§ Challenge
Search the data for the string "slowly" and extract every line where it appears.

§ Data rows
---------------

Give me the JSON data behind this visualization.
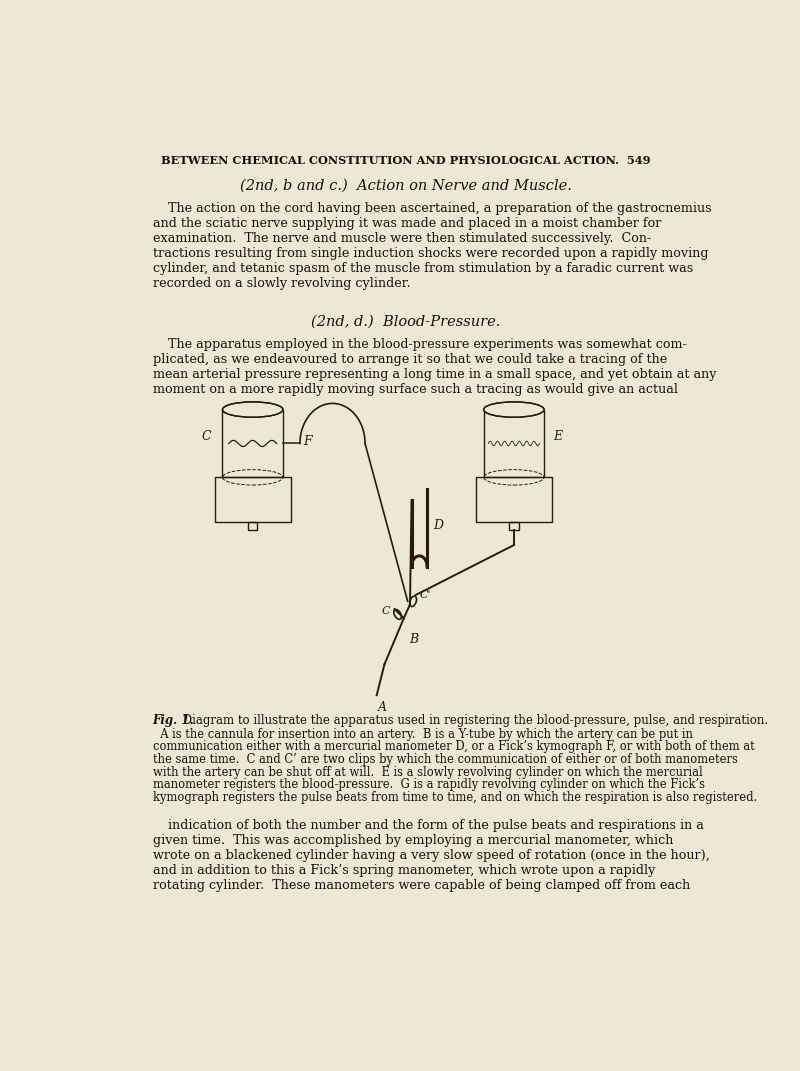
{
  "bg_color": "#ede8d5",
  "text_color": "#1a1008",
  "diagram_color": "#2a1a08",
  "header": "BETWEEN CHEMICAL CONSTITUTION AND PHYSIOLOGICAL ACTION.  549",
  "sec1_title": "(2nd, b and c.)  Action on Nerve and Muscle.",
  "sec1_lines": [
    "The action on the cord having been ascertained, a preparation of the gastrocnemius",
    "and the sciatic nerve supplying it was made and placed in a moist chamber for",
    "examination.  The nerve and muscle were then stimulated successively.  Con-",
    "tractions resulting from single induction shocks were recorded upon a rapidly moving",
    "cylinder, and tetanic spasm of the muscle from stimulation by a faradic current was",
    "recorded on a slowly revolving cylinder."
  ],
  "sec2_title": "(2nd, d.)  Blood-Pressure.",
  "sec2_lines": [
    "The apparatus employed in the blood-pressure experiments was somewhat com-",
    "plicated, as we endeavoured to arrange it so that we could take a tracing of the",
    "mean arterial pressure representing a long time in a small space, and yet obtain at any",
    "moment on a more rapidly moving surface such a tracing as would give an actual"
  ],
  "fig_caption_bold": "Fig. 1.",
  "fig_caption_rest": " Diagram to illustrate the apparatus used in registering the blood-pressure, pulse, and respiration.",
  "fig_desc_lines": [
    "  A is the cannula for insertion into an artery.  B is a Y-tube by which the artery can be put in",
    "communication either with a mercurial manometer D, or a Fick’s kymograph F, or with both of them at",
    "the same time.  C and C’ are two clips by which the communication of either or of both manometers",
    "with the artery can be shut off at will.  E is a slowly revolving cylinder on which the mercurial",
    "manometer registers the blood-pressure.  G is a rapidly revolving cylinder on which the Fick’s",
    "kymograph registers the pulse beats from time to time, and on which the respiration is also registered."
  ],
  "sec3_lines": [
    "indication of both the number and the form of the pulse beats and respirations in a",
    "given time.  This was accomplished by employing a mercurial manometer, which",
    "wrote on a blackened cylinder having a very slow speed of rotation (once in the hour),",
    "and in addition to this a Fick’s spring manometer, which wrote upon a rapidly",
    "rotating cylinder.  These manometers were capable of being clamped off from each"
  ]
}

---------------

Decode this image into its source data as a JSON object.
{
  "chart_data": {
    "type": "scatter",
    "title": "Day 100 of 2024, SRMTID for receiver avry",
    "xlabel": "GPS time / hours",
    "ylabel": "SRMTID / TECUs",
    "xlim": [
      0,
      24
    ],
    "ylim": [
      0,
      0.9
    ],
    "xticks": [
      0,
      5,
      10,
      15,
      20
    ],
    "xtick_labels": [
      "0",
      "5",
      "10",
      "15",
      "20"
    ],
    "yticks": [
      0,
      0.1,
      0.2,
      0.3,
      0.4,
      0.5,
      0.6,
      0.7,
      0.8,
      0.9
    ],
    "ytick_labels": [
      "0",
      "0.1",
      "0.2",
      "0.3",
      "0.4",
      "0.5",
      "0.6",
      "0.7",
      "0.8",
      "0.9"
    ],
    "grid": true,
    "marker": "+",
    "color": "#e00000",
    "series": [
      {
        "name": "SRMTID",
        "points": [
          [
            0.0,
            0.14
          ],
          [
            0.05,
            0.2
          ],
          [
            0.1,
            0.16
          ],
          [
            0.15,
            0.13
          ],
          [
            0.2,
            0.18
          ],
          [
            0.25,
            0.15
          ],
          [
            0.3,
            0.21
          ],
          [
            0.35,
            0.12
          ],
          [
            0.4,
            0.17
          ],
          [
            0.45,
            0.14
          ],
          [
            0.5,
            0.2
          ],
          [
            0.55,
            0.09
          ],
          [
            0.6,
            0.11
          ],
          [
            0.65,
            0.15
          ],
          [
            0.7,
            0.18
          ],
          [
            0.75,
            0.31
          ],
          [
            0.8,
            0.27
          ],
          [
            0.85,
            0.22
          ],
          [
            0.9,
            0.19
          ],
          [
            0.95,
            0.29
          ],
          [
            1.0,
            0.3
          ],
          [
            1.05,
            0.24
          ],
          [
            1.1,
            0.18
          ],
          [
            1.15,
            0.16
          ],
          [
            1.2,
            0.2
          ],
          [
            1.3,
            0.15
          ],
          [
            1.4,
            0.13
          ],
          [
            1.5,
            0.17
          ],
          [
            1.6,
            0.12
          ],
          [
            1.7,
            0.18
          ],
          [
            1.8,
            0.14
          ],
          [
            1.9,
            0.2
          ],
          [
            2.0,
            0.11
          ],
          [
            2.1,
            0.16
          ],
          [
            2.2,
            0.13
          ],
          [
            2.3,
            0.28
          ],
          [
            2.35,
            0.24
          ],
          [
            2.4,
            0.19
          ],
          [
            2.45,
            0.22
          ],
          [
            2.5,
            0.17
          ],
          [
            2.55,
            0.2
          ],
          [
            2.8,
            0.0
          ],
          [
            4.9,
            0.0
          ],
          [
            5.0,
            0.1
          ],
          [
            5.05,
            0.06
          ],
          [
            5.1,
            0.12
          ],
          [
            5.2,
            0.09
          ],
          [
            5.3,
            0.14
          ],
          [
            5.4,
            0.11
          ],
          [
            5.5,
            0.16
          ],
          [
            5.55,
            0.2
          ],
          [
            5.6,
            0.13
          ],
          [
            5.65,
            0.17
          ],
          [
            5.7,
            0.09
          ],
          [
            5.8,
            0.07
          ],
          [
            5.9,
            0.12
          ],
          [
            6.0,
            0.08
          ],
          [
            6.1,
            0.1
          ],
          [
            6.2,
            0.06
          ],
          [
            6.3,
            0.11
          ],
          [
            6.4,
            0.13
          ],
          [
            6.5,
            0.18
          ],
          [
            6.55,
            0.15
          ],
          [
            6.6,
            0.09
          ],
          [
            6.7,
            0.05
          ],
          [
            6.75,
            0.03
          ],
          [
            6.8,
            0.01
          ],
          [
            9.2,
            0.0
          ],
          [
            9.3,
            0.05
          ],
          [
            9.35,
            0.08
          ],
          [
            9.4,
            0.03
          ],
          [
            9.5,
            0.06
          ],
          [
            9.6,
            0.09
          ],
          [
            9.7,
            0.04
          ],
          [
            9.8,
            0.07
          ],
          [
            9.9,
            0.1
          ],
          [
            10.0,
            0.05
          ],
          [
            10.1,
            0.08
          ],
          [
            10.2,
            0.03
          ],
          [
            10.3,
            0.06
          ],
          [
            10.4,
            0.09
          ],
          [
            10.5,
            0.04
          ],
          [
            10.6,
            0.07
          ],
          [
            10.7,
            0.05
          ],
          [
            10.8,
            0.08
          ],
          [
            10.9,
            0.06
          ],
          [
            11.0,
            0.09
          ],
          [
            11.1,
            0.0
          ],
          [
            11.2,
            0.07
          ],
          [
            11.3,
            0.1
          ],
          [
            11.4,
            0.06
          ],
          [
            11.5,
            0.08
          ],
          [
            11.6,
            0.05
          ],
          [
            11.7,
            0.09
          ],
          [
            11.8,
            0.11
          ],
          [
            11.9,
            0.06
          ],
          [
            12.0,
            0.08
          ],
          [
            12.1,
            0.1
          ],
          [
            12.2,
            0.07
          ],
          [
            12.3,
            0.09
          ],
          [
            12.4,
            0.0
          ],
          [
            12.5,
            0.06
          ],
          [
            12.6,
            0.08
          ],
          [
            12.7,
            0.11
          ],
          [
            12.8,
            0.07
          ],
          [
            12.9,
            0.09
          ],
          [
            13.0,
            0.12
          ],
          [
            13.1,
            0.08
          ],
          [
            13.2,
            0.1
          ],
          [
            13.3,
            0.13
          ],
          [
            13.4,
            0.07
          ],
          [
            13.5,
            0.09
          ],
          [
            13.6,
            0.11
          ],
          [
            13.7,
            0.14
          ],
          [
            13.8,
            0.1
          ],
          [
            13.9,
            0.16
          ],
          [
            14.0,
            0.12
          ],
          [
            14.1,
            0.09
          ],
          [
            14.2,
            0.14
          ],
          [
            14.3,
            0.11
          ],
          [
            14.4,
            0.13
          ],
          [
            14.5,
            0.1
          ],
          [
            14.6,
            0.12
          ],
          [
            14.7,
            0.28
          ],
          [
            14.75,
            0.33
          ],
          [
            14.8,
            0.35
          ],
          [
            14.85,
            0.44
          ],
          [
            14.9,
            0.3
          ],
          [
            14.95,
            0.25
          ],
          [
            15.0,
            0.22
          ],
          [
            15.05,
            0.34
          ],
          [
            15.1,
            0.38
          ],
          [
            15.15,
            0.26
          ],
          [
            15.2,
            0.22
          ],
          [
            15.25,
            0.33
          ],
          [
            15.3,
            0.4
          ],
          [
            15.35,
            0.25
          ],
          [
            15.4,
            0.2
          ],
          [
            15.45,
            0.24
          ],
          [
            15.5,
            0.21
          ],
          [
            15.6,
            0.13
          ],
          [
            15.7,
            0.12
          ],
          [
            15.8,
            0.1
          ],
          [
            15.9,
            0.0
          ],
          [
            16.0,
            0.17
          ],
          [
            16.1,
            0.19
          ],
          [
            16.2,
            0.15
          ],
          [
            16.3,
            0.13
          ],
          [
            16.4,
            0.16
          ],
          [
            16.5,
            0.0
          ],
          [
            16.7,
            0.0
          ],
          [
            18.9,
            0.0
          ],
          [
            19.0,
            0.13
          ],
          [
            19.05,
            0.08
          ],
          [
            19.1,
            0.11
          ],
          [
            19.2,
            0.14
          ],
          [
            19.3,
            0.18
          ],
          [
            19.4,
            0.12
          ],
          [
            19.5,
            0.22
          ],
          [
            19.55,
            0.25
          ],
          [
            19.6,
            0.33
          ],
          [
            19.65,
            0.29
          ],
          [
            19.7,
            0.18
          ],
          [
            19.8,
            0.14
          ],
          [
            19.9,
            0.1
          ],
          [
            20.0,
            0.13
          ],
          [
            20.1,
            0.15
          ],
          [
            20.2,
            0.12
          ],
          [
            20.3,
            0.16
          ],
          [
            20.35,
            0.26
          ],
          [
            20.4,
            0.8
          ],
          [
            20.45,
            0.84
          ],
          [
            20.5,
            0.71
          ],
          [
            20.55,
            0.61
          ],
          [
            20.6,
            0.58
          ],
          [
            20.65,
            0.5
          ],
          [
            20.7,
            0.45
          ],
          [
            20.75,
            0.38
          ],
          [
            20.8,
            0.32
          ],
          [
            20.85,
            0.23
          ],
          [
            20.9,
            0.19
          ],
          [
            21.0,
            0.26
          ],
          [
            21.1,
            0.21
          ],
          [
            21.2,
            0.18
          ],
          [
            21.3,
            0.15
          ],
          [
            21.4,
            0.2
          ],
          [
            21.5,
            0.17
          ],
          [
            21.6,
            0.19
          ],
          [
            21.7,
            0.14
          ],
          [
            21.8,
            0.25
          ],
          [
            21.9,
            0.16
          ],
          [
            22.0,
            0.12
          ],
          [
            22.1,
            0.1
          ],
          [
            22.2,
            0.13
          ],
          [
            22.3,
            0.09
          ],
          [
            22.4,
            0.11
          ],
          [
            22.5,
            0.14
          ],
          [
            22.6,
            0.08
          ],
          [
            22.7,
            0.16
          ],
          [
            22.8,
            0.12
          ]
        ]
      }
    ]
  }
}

---------------

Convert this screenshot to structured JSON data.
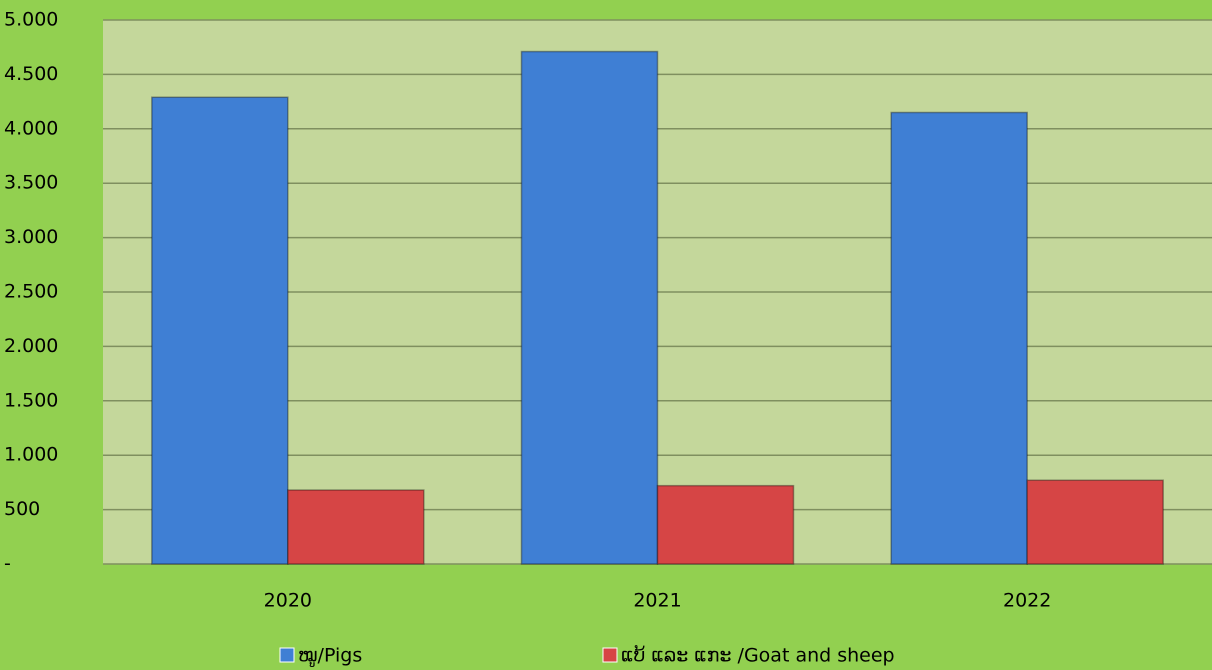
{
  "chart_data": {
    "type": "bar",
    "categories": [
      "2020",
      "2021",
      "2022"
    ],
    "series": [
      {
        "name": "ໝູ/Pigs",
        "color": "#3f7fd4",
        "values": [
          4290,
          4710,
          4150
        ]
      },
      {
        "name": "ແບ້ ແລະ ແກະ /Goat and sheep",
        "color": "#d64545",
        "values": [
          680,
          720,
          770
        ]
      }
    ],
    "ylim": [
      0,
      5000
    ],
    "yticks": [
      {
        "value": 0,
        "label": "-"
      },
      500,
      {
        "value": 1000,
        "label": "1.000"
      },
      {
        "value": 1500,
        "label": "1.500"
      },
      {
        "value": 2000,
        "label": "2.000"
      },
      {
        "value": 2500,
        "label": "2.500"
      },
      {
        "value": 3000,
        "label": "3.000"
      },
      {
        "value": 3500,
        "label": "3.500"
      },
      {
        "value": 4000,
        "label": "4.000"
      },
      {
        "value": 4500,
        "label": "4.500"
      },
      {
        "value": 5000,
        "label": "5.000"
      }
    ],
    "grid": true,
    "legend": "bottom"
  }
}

---------------

§ The answer
    "recorded on a slowly revolving cylinder."
    "with the artery can be shut off at will.  E is a slowly revolving cylinder on which the mercurial",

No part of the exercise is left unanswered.